What to produce:
Retype all the entries word for word, but omit the pictures.
* start Available data *
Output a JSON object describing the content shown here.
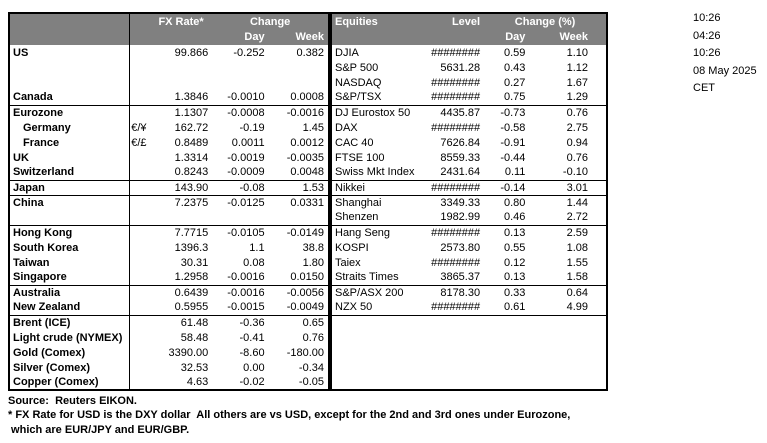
{
  "colors": {
    "header_bg": "#808080",
    "header_text": "#ffffff",
    "border": "#000000"
  },
  "fx_table": {
    "header": {
      "rate": "FX Rate*",
      "change": "Change",
      "day": "Day",
      "week": "Week"
    },
    "rows": [
      {
        "label": "US",
        "symbol": "",
        "rate": "99.866",
        "day": "-0.252",
        "week": "0.382"
      },
      {
        "label": "",
        "symbol": "",
        "rate": "",
        "day": "",
        "week": ""
      },
      {
        "label": "",
        "symbol": "",
        "rate": "",
        "day": "",
        "week": ""
      },
      {
        "label": "Canada",
        "symbol": "",
        "rate": "1.3846",
        "day": "-0.0010",
        "week": "0.0008",
        "section_end": true
      },
      {
        "label": "Eurozone",
        "symbol": "",
        "rate": "1.1307",
        "day": "-0.0008",
        "week": "-0.0016"
      },
      {
        "label": "Germany",
        "symbol": "€/¥",
        "rate": "162.72",
        "day": "-0.19",
        "week": "1.45",
        "indent": true
      },
      {
        "label": "France",
        "symbol": "€/£",
        "rate": "0.8489",
        "day": "0.0011",
        "week": "0.0012",
        "indent": true
      },
      {
        "label": "UK",
        "symbol": "",
        "rate": "1.3314",
        "day": "-0.0019",
        "week": "-0.0035"
      },
      {
        "label": "Switzerland",
        "symbol": "",
        "rate": "0.8243",
        "day": "-0.0009",
        "week": "0.0048",
        "section_end": true
      },
      {
        "label": "Japan",
        "symbol": "",
        "rate": "143.90",
        "day": "-0.08",
        "week": "1.53",
        "section_end": true
      },
      {
        "label": "China",
        "symbol": "",
        "rate": "7.2375",
        "day": "-0.0125",
        "week": "0.0331"
      },
      {
        "label": "",
        "symbol": "",
        "rate": "",
        "day": "",
        "week": "",
        "section_end": true
      },
      {
        "label": "Hong Kong",
        "symbol": "",
        "rate": "7.7715",
        "day": "-0.0105",
        "week": "-0.0149"
      },
      {
        "label": "South Korea",
        "symbol": "",
        "rate": "1396.3",
        "day": "1.1",
        "week": "38.8"
      },
      {
        "label": "Taiwan",
        "symbol": "",
        "rate": "30.31",
        "day": "0.08",
        "week": "1.80"
      },
      {
        "label": "Singapore",
        "symbol": "",
        "rate": "1.2958",
        "day": "-0.0016",
        "week": "0.0150",
        "section_end": true
      },
      {
        "label": "Australia",
        "symbol": "",
        "rate": "0.6439",
        "day": "-0.0016",
        "week": "-0.0056"
      },
      {
        "label": "New Zealand",
        "symbol": "",
        "rate": "0.5955",
        "day": "-0.0015",
        "week": "-0.0049",
        "section_end": true
      },
      {
        "label": "Brent (ICE)",
        "symbol": "",
        "rate": "61.48",
        "day": "-0.36",
        "week": "0.65"
      },
      {
        "label": "Light crude (NYMEX)",
        "symbol": "",
        "rate": "58.48",
        "day": "-0.41",
        "week": "0.76"
      },
      {
        "label": "Gold (Comex)",
        "symbol": "",
        "rate": "3390.00",
        "day": "-8.60",
        "week": "-180.00"
      },
      {
        "label": "Silver (Comex)",
        "symbol": "",
        "rate": "32.53",
        "day": "0.00",
        "week": "-0.34"
      },
      {
        "label": "Copper (Comex)",
        "symbol": "",
        "rate": "4.63",
        "day": "-0.02",
        "week": "-0.05"
      }
    ]
  },
  "equities_table": {
    "header": {
      "name": "Equities",
      "level": "Level",
      "change": "Change (%)",
      "day": "Day",
      "week": "Week"
    },
    "rows": [
      {
        "name": "DJIA",
        "level": "########",
        "day": "0.59",
        "week": "1.10"
      },
      {
        "name": "S&P 500",
        "level": "5631.28",
        "day": "0.43",
        "week": "1.12"
      },
      {
        "name": "NASDAQ",
        "level": "########",
        "day": "0.27",
        "week": "1.67"
      },
      {
        "name": "S&P/TSX",
        "level": "########",
        "day": "0.75",
        "week": "1.29",
        "section_end": true
      },
      {
        "name": "DJ Eurostox 50",
        "level": "4435.87",
        "day": "-0.73",
        "week": "0.76"
      },
      {
        "name": "DAX",
        "level": "########",
        "day": "-0.58",
        "week": "2.75"
      },
      {
        "name": "CAC 40",
        "level": "7626.84",
        "day": "-0.91",
        "week": "0.94"
      },
      {
        "name": "FTSE 100",
        "level": "8559.33",
        "day": "-0.44",
        "week": "0.76"
      },
      {
        "name": "Swiss Mkt Index",
        "level": "2431.64",
        "day": "0.11",
        "week": "-0.10",
        "section_end": true
      },
      {
        "name": "Nikkei",
        "level": "########",
        "day": "-0.14",
        "week": "3.01",
        "section_end": true
      },
      {
        "name": "Shanghai",
        "level": "3349.33",
        "day": "0.80",
        "week": "1.44"
      },
      {
        "name": "Shenzen",
        "level": "1982.99",
        "day": "0.46",
        "week": "2.72",
        "section_end": true
      },
      {
        "name": "Hang Seng",
        "level": "########",
        "day": "0.13",
        "week": "2.59"
      },
      {
        "name": "KOSPI",
        "level": "2573.80",
        "day": "0.55",
        "week": "1.08"
      },
      {
        "name": "Taiex",
        "level": "########",
        "day": "0.12",
        "week": "1.55"
      },
      {
        "name": "Straits Times",
        "level": "3865.37",
        "day": "0.13",
        "week": "1.58",
        "section_end": true
      },
      {
        "name": "S&P/ASX  200",
        "level": "8178.30",
        "day": "0.33",
        "week": "0.64"
      },
      {
        "name": "NZX 50",
        "level": "########",
        "day": "0.61",
        "week": "4.99",
        "section_end": true
      }
    ]
  },
  "timestamps": [
    "10:26",
    "04:26",
    "10:26",
    "08 May 2025",
    "CET"
  ],
  "footer": {
    "lines": [
      "Source:  Reuters EIKON.",
      "* FX Rate for USD is the DXY dollar  All others are vs USD, except for the 2nd and 3rd ones under Eurozone,",
      " which are EUR/JPY and EUR/GBP."
    ]
  }
}
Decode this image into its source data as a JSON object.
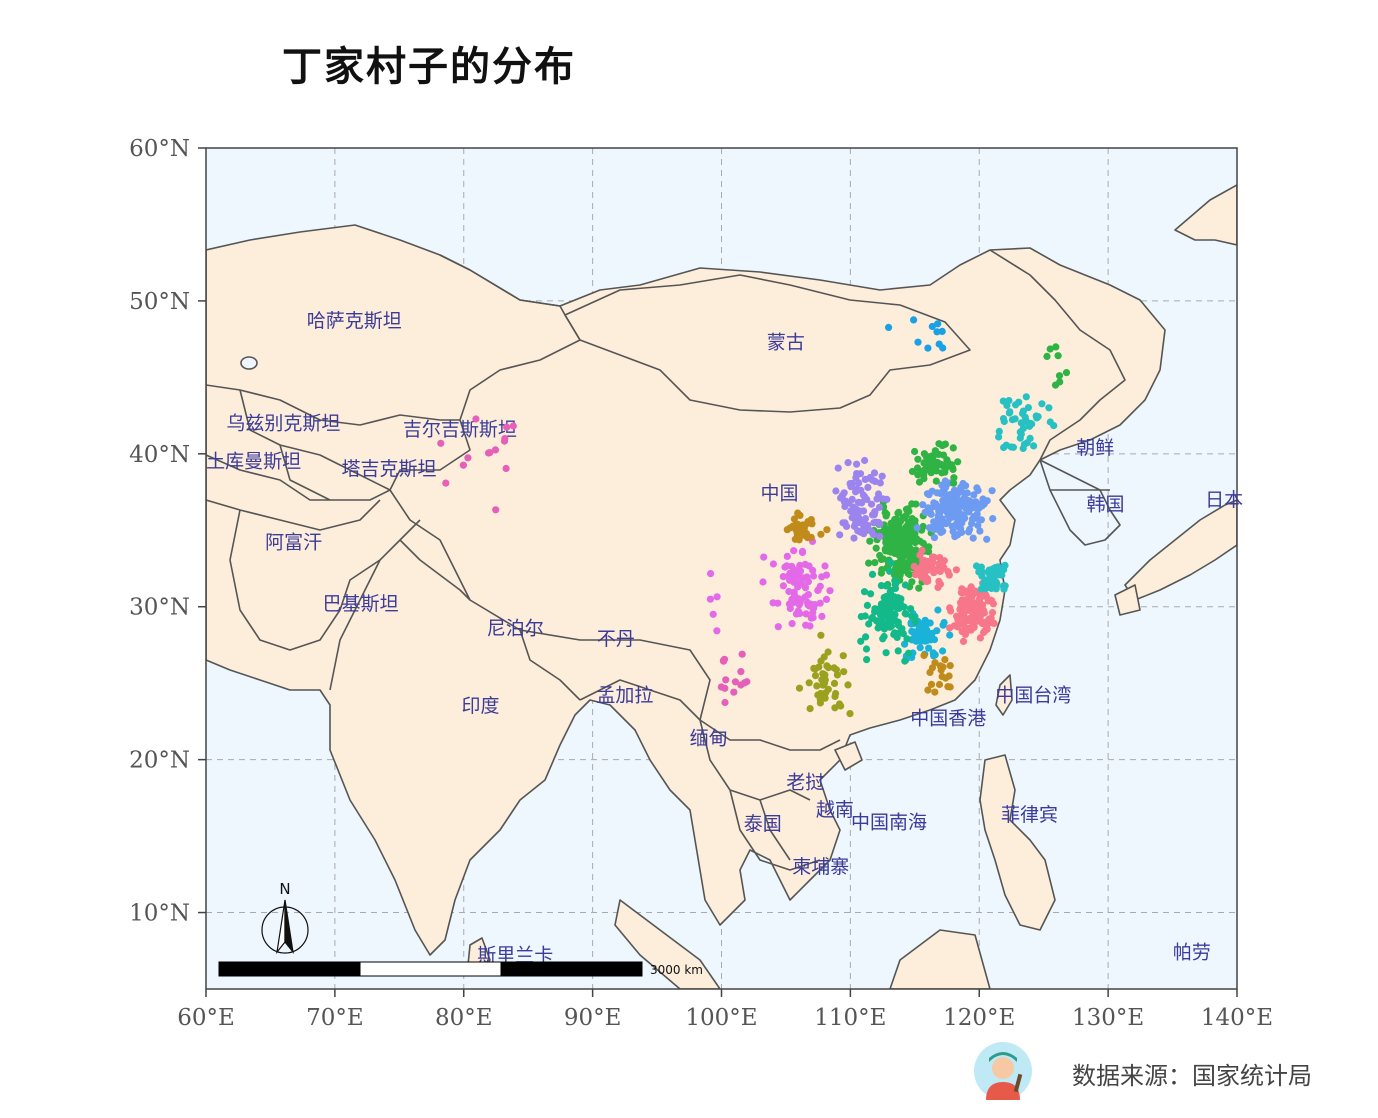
* end Available data *
Exercise answer:
Output a JSON object describing the content shown here.
{
  "colors": {
    "header_bg": "#808080",
    "header_text": "#ffffff",
    "border": "#000000"
  },
  "fx_table": {
    "header": {
      "rate": "FX Rate*",
      "change": "Change",
      "day": "Day",
      "week": "Week"
    },
    "rows": [
      {
        "label": "US",
        "symbol": "",
        "rate": "99.866",
        "day": "-0.252",
        "week": "0.382"
      },
      {
        "label": "",
        "symbol": "",
        "rate": "",
        "day": "",
        "week": ""
      },
      {
        "label": "",
        "symbol": "",
        "rate": "",
        "day": "",
        "week": ""
      },
      {
        "label": "Canada",
        "symbol": "",
        "rate": "1.3846",
        "day": "-0.0010",
        "week": "0.0008",
        "section_end": true
      },
      {
        "label": "Eurozone",
        "symbol": "",
        "rate": "1.1307",
        "day": "-0.0008",
        "week": "-0.0016"
      },
      {
        "label": "Germany",
        "symbol": "€/¥",
        "rate": "162.72",
        "day": "-0.19",
        "week": "1.45",
        "indent": true
      },
      {
        "label": "France",
        "symbol": "€/£",
        "rate": "0.8489",
        "day": "0.0011",
        "week": "0.0012",
        "indent": true
      },
      {
        "label": "UK",
        "symbol": "",
        "rate": "1.3314",
        "day": "-0.0019",
        "week": "-0.0035"
      },
      {
        "label": "Switzerland",
        "symbol": "",
        "rate": "0.8243",
        "day": "-0.0009",
        "week": "0.0048",
        "section_end": true
      },
      {
        "label": "Japan",
        "symbol": "",
        "rate": "143.90",
        "day": "-0.08",
        "week": "1.53",
        "section_end": true
      },
      {
        "label": "China",
        "symbol": "",
        "rate": "7.2375",
        "day": "-0.0125",
        "week": "0.0331"
      },
      {
        "label": "",
        "symbol": "",
        "rate": "",
        "day": "",
        "week": "",
        "section_end": true
      },
      {
        "label": "Hong Kong",
        "symbol": "",
        "rate": "7.7715",
        "day": "-0.0105",
        "week": "-0.0149"
      },
      {
        "label": "South Korea",
        "symbol": "",
        "rate": "1396.3",
        "day": "1.1",
        "week": "38.8"
      },
      {
        "label": "Taiwan",
        "symbol": "",
        "rate": "30.31",
        "day": "0.08",
        "week": "1.80"
      },
      {
        "label": "Singapore",
        "symbol": "",
        "rate": "1.2958",
        "day": "-0.0016",
        "week": "0.0150",
        "section_end": true
      },
      {
        "label": "Australia",
        "symbol": "",
        "rate": "0.6439",
        "day": "-0.0016",
        "week": "-0.0056"
      },
      {
        "label": "New Zealand",
        "symbol": "",
        "rate": "0.5955",
        "day": "-0.0015",
        "week": "-0.0049",
        "section_end": true
      },
      {
        "label": "Brent (ICE)",
        "symbol": "",
        "rate": "61.48",
        "day": "-0.36",
        "week": "0.65"
      },
      {
        "label": "Light crude (NYMEX)",
        "symbol": "",
        "rate": "58.48",
        "day": "-0.41",
        "week": "0.76"
      },
      {
        "label": "Gold (Comex)",
        "symbol": "",
        "rate": "3390.00",
        "day": "-8.60",
        "week": "-180.00"
      },
      {
        "label": "Silver (Comex)",
        "symbol": "",
        "rate": "32.53",
        "day": "0.00",
        "week": "-0.34"
      },
      {
        "label": "Copper (Comex)",
        "symbol": "",
        "rate": "4.63",
        "day": "-0.02",
        "week": "-0.05"
      }
    ]
  },
  "equities_table": {
    "header": {
      "name": "Equities",
      "level": "Level",
      "change": "Change (%)",
      "day": "Day",
      "week": "Week"
    },
    "rows": [
      {
        "name": "DJIA",
        "level": "########",
        "day": "0.59",
        "week": "1.10"
      },
      {
        "name": "S&P 500",
        "level": "5631.28",
        "day": "0.43",
        "week": "1.12"
      },
      {
        "name": "NASDAQ",
        "level": "########",
        "day": "0.27",
        "week": "1.67"
      },
      {
        "name": "S&P/TSX",
        "level": "########",
        "day": "0.75",
        "week": "1.29",
        "section_end": true
      },
      {
        "name": "DJ Eurostox 50",
        "level": "4435.87",
        "day": "-0.73",
        "week": "0.76"
      },
      {
        "name": "DAX",
        "level": "########",
        "day": "-0.58",
        "week": "2.75"
      },
      {
        "name": "CAC 40",
        "level": "7626.84",
        "day": "-0.91",
        "week": "0.94"
      },
      {
        "name": "FTSE 100",
        "level": "8559.33",
        "day": "-0.44",
        "week": "0.76"
      },
      {
        "name": "Swiss Mkt Index",
        "level": "2431.64",
        "day": "0.11",
        "week": "-0.10",
        "section_end": true
      },
      {
        "name": "Nikkei",
        "level": "########",
        "day": "-0.14",
        "week": "3.01",
        "section_end": true
      },
      {
        "name": "Shanghai",
        "level": "3349.33",
        "day": "0.80",
        "week": "1.44"
      },
      {
        "name": "Shenzen",
        "level": "1982.99",
        "day": "0.46",
        "week": "2.72",
        "section_end": true
      },
      {
        "name": "Hang Seng",
        "level": "########",
        "day": "0.13",
        "week": "2.59"
      },
      {
        "name": "KOSPI",
        "level": "2573.80",
        "day": "0.55",
        "week": "1.08"
      },
      {
        "name": "Taiex",
        "level": "########",
        "day": "0.12",
        "week": "1.55"
      },
      {
        "name": "Straits Times",
        "level": "3865.37",
        "day": "0.13",
        "week": "1.58",
        "section_end": true
      },
      {
        "name": "S&P/ASX  200",
        "level": "8178.30",
        "day": "0.33",
        "week": "0.64"
      },
      {
        "name": "NZX 50",
        "level": "########",
        "day": "0.61",
        "week": "4.99",
        "section_end": true
      }
    ]
  },
  "timestamps": [
    "10:26",
    "04:26",
    "10:26",
    "08 May 2025",
    "CET"
  ],
  "footer": {
    "lines": [
      "Source:  Reuters EIKON.",
      "* FX Rate for USD is the DXY dollar  All others are vs USD, except for the 2nd and 3rd ones under Eurozone,",
      " which are EUR/JPY and EUR/GBP."
    ]
  }
}
Decode this image into its source data as a JSON object.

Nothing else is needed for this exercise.